> **Goal**:
Copy all lines below exactly as written. Leave pictures out.

> **Extracted data**:
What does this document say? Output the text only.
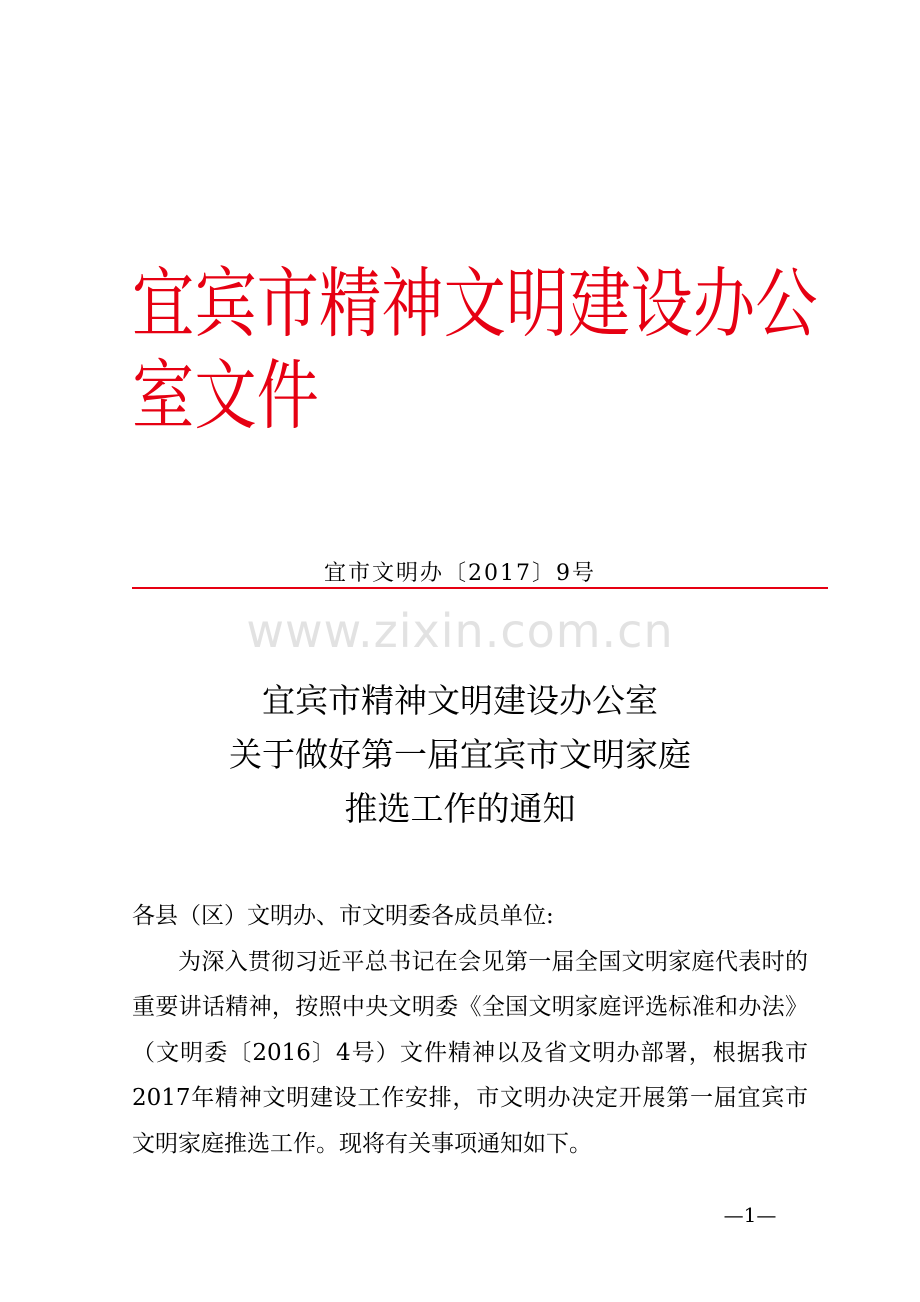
宜宾市精神文明建设办公室文件
宜市文明办〔2017〕9号
www.zixin.com.cn
宜宾市精神文明建设办公室
关于做好第一届宜宾市文明家庭
推选工作的通知
各县（区）文明办、市文明委各成员单位:
为深入贯彻习近平总书记在会见第一届全国文明家庭代表时的重要讲话精神，按照中央文明委《全国文明家庭评选标准和办法》（文明委〔2016〕4号）文件精神以及省文明办部署，根据我市2017年精神文明建设工作安排，市文明办决定开展第一届宜宾市文明家庭推选工作。现将有关事项通知如下。
—1—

> **The response**:
What does this document say? Output the text only.
宜宾市精神文明建设办公室文件
宜市文明办〔2017〕9号
www.zixin.com.cn
宜宾市精神文明建设办公室
关于做好第一届宜宾市文明家庭
推选工作的通知
各县（区）文明办、市文明委各成员单位:
为深入贯彻习近平总书记在会见第一届全国文明家庭代表时的重要讲话精神，按照中央文明委《全国文明家庭评选标准和办法》（文明委〔2016〕4号）文件精神以及省文明办部署，根据我市2017年精神文明建设工作安排，市文明办决定开展第一届宜宾市文明家庭推选工作。现将有关事项通知如下。
—1—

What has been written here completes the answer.